» WHAT IS EXPECTED
Copy out all the entries word for word.

» EXERCISE DATA
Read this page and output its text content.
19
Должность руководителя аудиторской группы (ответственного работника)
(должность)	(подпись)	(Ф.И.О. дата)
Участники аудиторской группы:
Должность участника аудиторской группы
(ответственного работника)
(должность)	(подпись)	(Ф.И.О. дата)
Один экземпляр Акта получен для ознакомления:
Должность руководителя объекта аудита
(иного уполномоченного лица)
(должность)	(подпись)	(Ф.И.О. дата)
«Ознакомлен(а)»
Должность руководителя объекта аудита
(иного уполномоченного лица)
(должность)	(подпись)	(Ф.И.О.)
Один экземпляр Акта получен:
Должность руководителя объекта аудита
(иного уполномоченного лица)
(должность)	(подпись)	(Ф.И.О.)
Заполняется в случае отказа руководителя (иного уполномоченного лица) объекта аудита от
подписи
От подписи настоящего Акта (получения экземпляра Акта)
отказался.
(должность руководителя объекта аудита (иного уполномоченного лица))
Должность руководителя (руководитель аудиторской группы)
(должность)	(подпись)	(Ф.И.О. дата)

» FINISHED ANSWER
Read this page and output its text content.
19
Должность руководителя аудиторской группы (ответственного работника)
(должность)	(подпись)	(Ф.И.О. дата)
Участники аудиторской группы:
Должность участника аудиторской группы
(ответственного работника)
(должность)	(подпись)	(Ф.И.О. дата)
Один экземпляр Акта получен для ознакомления:
Должность руководителя объекта аудита
(иного уполномоченного лица)
(должность)	(подпись)	(Ф.И.О. дата)
«Ознакомлен(а)»
Должность руководителя объекта аудита
(иного уполномоченного лица)
(должность)	(подпись)	(Ф.И.О.)
Один экземпляр Акта получен:
Должность руководителя объекта аудита
(иного уполномоченного лица)
(должность)	(подпись)	(Ф.И.О.)
Заполняется в случае отказа руководителя (иного уполномоченного лица) объекта аудита от
подписи
От подписи настоящего Акта (получения экземпляра Акта)
отказался.
(должность руководителя объекта аудита (иного уполномоченного лица))
Должность руководителя (руководитель аудиторской группы)
(должность)	(подпись)	(Ф.И.О. дата)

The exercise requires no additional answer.